[Start of SUPPLIED MATERIAL]

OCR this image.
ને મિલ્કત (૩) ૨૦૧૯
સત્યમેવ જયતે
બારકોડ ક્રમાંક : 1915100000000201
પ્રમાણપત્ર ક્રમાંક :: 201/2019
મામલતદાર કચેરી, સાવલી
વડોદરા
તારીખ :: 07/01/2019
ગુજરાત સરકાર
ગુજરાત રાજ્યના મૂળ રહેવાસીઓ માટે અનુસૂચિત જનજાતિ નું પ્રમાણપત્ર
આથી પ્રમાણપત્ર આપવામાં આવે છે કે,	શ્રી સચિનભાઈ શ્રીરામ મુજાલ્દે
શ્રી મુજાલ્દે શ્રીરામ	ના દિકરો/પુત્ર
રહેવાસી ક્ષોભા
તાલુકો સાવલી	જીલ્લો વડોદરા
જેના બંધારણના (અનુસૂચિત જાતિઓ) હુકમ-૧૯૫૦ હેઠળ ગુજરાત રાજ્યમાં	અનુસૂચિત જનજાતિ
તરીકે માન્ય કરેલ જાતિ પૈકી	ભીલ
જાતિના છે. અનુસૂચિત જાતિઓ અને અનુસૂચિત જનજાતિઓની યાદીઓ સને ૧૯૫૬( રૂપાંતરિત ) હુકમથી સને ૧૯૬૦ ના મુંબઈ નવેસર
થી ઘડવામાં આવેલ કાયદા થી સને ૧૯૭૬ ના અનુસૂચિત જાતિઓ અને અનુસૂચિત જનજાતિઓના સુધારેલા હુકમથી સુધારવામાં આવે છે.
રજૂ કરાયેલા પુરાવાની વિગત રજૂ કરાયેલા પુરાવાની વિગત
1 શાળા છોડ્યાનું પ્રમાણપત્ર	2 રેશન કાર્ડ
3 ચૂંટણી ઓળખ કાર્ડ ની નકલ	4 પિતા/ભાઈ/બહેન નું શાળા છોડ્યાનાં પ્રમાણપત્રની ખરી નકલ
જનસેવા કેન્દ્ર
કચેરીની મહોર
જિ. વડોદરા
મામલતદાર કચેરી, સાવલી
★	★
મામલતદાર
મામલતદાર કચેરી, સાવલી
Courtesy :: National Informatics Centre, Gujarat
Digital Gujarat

[End of SUPPLIED MATERIAL]
[Start of SUPPLIED MATERIAL]

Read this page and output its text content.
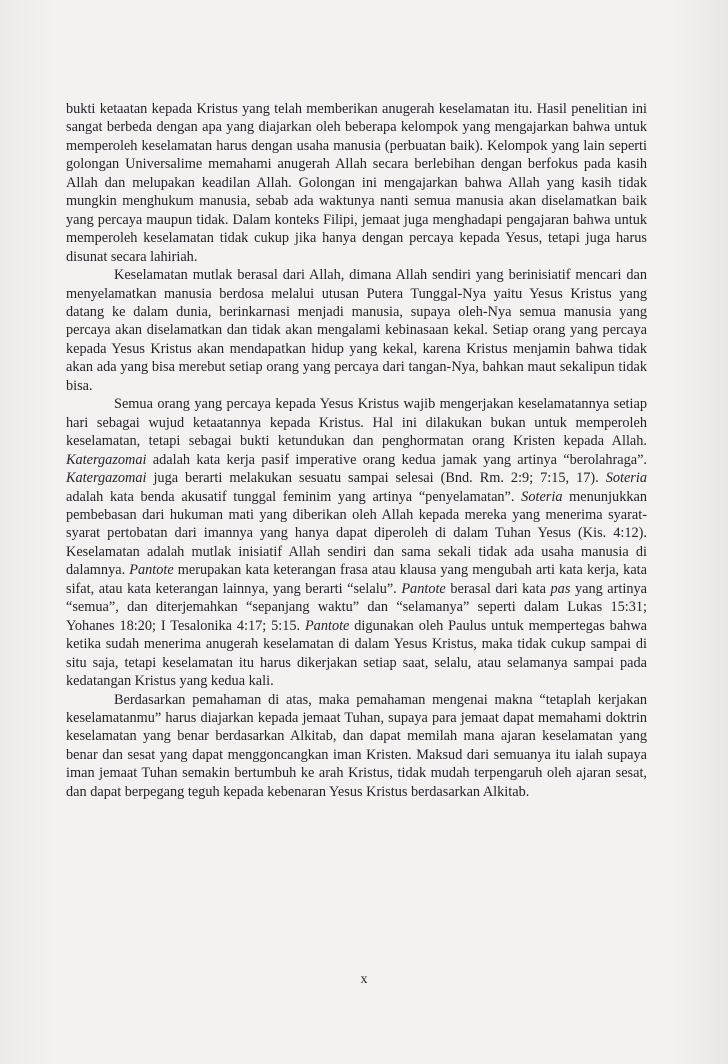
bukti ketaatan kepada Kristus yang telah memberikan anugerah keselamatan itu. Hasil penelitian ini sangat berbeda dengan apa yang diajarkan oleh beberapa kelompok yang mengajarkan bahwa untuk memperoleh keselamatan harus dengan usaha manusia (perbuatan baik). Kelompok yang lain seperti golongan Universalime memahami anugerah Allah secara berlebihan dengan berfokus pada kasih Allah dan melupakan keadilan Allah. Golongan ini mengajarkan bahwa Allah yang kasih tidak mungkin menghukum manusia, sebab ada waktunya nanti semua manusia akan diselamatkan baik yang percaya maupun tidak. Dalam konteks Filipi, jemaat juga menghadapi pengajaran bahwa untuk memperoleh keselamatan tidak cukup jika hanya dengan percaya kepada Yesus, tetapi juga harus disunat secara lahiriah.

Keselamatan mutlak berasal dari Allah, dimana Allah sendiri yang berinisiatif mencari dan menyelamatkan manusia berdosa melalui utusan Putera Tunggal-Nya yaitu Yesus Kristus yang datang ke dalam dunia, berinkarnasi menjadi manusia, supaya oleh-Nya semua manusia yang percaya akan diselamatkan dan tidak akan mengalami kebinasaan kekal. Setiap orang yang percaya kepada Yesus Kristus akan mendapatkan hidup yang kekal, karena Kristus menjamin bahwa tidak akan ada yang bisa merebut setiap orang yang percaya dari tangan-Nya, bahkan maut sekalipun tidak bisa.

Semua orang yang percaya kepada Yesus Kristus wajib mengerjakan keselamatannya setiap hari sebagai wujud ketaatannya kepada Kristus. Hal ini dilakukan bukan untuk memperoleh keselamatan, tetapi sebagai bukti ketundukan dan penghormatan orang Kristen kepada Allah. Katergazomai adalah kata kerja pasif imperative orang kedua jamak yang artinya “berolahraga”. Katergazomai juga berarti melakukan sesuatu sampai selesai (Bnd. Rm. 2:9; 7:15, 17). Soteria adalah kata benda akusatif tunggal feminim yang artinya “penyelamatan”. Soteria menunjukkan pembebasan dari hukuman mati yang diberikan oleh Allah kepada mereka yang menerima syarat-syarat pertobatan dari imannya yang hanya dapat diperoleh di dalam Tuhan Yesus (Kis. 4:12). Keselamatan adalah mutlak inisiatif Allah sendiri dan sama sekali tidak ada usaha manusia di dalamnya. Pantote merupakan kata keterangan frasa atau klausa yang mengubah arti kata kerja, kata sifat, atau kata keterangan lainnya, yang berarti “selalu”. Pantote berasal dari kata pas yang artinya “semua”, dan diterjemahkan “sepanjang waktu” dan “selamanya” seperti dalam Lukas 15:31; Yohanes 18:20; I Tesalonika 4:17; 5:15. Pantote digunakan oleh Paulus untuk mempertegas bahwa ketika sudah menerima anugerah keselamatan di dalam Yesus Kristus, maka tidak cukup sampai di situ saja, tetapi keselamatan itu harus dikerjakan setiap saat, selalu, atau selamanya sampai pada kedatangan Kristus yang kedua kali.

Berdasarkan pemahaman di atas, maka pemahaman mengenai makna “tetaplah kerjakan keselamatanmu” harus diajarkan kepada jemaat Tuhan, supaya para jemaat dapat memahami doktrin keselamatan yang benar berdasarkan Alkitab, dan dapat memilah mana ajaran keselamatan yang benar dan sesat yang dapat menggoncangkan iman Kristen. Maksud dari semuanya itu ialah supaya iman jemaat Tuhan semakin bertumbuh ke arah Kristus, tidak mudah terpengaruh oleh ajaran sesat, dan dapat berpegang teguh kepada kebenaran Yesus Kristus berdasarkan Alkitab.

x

[End of SUPPLIED MATERIAL]
[Start of SUPPLIED MATERIAL]

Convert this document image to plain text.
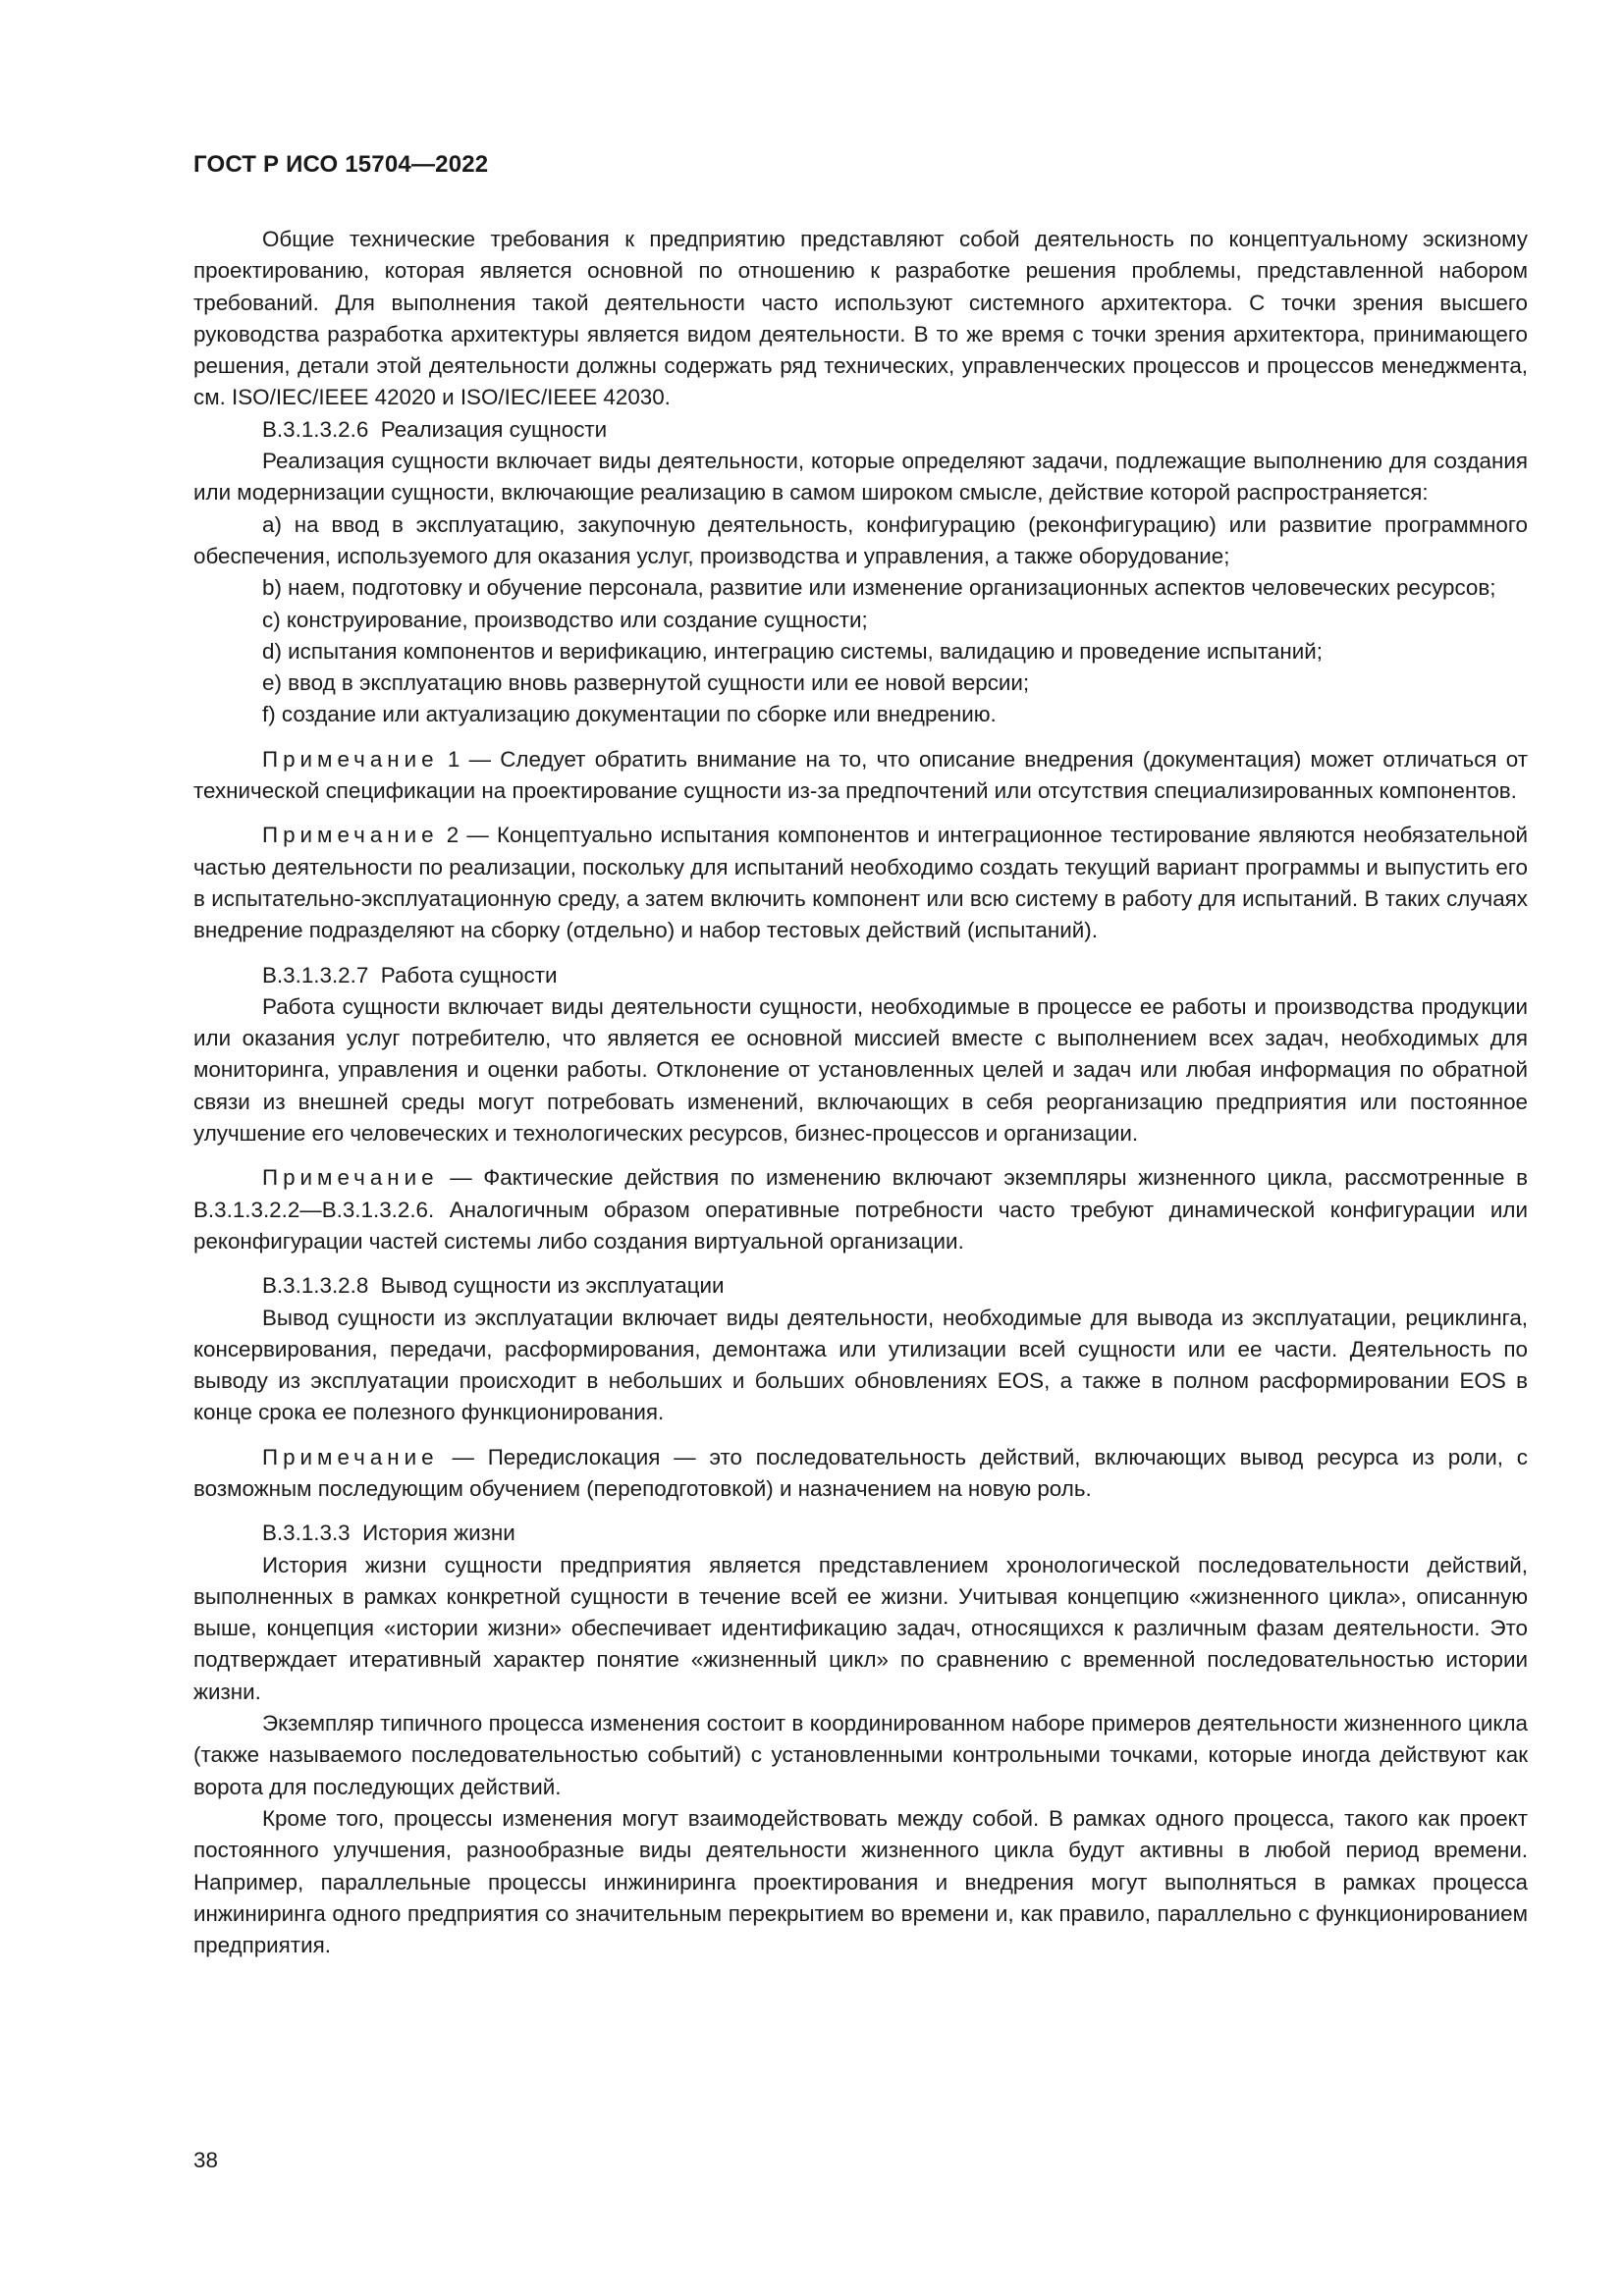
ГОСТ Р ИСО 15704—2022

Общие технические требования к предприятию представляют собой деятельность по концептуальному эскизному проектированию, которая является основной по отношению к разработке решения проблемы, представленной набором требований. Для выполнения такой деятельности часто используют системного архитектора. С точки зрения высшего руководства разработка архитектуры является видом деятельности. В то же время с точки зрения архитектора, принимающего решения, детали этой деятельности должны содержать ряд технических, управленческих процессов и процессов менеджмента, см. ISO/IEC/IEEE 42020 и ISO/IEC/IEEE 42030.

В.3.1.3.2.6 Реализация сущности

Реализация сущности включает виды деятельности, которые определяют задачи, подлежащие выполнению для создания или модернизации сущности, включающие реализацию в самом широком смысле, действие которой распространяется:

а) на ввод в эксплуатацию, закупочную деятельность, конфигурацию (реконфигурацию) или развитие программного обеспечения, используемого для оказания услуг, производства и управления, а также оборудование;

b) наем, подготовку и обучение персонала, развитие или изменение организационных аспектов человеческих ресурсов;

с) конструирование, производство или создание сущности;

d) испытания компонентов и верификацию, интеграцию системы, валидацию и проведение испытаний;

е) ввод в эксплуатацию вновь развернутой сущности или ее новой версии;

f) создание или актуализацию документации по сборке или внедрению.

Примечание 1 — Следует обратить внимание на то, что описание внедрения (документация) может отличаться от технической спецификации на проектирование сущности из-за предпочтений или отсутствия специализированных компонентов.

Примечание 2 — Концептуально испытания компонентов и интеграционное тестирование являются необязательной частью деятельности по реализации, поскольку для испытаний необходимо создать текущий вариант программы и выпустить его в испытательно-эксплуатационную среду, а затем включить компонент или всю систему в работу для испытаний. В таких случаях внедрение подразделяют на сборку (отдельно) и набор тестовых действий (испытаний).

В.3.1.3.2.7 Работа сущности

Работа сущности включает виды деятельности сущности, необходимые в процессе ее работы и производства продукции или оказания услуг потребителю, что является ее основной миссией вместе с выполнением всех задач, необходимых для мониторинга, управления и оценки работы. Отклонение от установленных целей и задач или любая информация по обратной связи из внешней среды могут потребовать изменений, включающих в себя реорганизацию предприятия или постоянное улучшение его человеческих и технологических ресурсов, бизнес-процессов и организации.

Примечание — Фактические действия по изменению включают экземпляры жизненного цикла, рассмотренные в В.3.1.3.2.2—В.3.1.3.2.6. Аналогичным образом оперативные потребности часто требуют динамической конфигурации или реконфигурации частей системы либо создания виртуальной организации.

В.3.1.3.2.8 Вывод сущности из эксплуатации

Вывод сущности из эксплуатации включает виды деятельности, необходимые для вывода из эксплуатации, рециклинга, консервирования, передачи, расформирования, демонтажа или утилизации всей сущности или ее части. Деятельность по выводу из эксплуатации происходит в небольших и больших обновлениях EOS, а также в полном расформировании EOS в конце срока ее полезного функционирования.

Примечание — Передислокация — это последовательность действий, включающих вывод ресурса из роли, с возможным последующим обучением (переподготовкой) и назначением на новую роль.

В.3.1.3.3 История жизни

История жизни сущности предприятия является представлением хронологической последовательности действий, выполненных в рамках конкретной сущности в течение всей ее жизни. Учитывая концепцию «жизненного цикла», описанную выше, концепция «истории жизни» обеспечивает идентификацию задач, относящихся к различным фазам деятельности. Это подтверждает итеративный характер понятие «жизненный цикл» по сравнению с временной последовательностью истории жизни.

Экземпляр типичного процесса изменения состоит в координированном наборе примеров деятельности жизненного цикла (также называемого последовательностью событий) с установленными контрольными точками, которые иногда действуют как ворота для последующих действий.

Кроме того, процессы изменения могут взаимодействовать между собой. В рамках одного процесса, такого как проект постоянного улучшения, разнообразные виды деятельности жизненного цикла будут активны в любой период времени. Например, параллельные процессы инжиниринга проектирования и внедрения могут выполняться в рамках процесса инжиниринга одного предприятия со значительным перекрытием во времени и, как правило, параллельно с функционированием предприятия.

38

[End of SUPPLIED MATERIAL]

Among the records above, find each line holding the string "Gujarat" and pull it out.

Courtesy :: National Informatics Centre, Gujarat
Digital Gujarat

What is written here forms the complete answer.